_Problem to solve_. Everything in the listing should be restated word for word.

Records from a data collection
************

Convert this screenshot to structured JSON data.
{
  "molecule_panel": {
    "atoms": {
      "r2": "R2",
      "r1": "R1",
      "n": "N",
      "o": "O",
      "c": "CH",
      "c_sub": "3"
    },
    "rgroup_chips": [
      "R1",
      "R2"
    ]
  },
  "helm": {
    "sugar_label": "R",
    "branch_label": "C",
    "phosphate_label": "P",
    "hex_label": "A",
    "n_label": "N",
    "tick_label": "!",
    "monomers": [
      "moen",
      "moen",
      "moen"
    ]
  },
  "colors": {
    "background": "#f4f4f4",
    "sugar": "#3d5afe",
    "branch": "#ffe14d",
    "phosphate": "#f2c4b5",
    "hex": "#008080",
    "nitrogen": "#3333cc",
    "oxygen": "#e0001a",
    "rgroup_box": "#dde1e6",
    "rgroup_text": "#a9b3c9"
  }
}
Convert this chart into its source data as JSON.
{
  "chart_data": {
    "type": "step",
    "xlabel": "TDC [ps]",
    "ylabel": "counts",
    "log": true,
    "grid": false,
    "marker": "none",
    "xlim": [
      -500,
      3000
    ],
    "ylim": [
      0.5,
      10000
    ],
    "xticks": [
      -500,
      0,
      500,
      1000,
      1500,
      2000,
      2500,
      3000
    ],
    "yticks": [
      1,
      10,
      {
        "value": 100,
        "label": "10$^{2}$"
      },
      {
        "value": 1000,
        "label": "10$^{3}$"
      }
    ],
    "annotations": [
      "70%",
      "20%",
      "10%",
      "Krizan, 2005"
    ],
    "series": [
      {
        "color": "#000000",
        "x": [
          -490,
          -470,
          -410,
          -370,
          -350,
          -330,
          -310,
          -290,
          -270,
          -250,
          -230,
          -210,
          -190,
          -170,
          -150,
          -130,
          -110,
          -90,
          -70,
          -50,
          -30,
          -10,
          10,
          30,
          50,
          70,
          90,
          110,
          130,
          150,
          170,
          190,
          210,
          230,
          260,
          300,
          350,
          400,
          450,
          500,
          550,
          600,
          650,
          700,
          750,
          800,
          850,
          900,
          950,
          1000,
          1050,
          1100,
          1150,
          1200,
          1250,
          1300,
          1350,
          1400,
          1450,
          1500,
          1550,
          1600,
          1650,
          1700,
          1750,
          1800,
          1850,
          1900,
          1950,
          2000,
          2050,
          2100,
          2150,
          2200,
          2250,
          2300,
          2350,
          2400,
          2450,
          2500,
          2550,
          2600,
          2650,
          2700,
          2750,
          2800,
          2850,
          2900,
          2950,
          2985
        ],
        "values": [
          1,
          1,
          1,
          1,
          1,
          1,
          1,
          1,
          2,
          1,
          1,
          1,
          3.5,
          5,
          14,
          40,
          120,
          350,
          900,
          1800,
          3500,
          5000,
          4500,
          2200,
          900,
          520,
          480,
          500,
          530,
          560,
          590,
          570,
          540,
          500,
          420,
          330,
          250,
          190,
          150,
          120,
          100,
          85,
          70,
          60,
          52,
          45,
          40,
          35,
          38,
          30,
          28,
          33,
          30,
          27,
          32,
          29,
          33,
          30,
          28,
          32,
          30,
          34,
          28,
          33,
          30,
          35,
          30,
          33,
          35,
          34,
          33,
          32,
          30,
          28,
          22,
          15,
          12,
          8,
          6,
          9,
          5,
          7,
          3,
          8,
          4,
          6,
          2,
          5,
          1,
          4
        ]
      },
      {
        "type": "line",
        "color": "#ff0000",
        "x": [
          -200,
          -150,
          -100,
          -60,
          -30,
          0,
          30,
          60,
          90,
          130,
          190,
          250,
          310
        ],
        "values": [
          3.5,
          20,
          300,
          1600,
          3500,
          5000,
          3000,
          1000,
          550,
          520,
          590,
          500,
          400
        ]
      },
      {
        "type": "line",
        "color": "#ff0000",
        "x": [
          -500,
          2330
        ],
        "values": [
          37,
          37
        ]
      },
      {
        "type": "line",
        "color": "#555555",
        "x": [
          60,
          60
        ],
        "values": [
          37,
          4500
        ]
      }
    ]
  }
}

************

_Response to this task_.
Convert this screenshot to structured JSON data.
{
  "molecule_panel": {
    "atoms": {
      "r2": "R2",
      "r1": "R1",
      "n": "N",
      "o": "O",
      "c": "CH",
      "c_sub": "3"
    },
    "rgroup_chips": [
      "R1",
      "R2"
    ]
  },
  "helm": {
    "sugar_label": "R",
    "branch_label": "C",
    "phosphate_label": "P",
    "hex_label": "A",
    "n_label": "N",
    "tick_label": "!",
    "monomers": [
      "moen",
      "moen",
      "moen"
    ]
  },
  "colors": {
    "background": "#f4f4f4",
    "sugar": "#3d5afe",
    "branch": "#ffe14d",
    "phosphate": "#f2c4b5",
    "hex": "#008080",
    "nitrogen": "#3333cc",
    "oxygen": "#e0001a",
    "rgroup_box": "#dde1e6",
    "rgroup_text": "#a9b3c9"
  }
}
Convert this chart into its source data as JSON.
{
  "chart_data": {
    "type": "step",
    "xlabel": "TDC [ps]",
    "ylabel": "counts",
    "log": true,
    "grid": false,
    "marker": "none",
    "xlim": [
      -500,
      3000
    ],
    "ylim": [
      0.5,
      10000
    ],
    "xticks": [
      -500,
      0,
      500,
      1000,
      1500,
      2000,
      2500,
      3000
    ],
    "yticks": [
      1,
      10,
      {
        "value": 100,
        "label": "10$^{2}$"
      },
      {
        "value": 1000,
        "label": "10$^{3}$"
      }
    ],
    "annotations": [
      "70%",
      "20%",
      "10%",
      "Krizan, 2005"
    ],
    "series": [
      {
        "color": "#000000",
        "x": [
          -490,
          -470,
          -410,
          -370,
          -350,
          -330,
          -310,
          -290,
          -270,
          -250,
          -230,
          -210,
          -190,
          -170,
          -150,
          -130,
          -110,
          -90,
          -70,
          -50,
          -30,
          -10,
          10,
          30,
          50,
          70,
          90,
          110,
          130,
          150,
          170,
          190,
          210,
          230,
          260,
          300,
          350,
          400,
          450,
          500,
          550,
          600,
          650,
          700,
          750,
          800,
          850,
          900,
          950,
          1000,
          1050,
          1100,
          1150,
          1200,
          1250,
          1300,
          1350,
          1400,
          1450,
          1500,
          1550,
          1600,
          1650,
          1700,
          1750,
          1800,
          1850,
          1900,
          1950,
          2000,
          2050,
          2100,
          2150,
          2200,
          2250,
          2300,
          2350,
          2400,
          2450,
          2500,
          2550,
          2600,
          2650,
          2700,
          2750,
          2800,
          2850,
          2900,
          2950,
          2985
        ],
        "values": [
          1,
          1,
          1,
          1,
          1,
          1,
          1,
          1,
          2,
          1,
          1,
          1,
          3.5,
          5,
          14,
          40,
          120,
          350,
          900,
          1800,
          3500,
          5000,
          4500,
          2200,
          900,
          520,
          480,
          500,
          530,
          560,
          590,
          570,
          540,
          500,
          420,
          330,
          250,
          190,
          150,
          120,
          100,
          85,
          70,
          60,
          52,
          45,
          40,
          35,
          38,
          30,
          28,
          33,
          30,
          27,
          32,
          29,
          33,
          30,
          28,
          32,
          30,
          34,
          28,
          33,
          30,
          35,
          30,
          33,
          35,
          34,
          33,
          32,
          30,
          28,
          22,
          15,
          12,
          8,
          6,
          9,
          5,
          7,
          3,
          8,
          4,
          6,
          2,
          5,
          1,
          4
        ]
      },
      {
        "type": "line",
        "color": "#ff0000",
        "x": [
          -200,
          -150,
          -100,
          -60,
          -30,
          0,
          30,
          60,
          90,
          130,
          190,
          250,
          310
        ],
        "values": [
          3.5,
          20,
          300,
          1600,
          3500,
          5000,
          3000,
          1000,
          550,
          520,
          590,
          500,
          400
        ]
      },
      {
        "type": "line",
        "color": "#ff0000",
        "x": [
          -500,
          2330
        ],
        "values": [
          37,
          37
        ]
      },
      {
        "type": "line",
        "color": "#555555",
        "x": [
          60,
          60
        ],
        "values": [
          37,
          4500
        ]
      }
    ]
  }
}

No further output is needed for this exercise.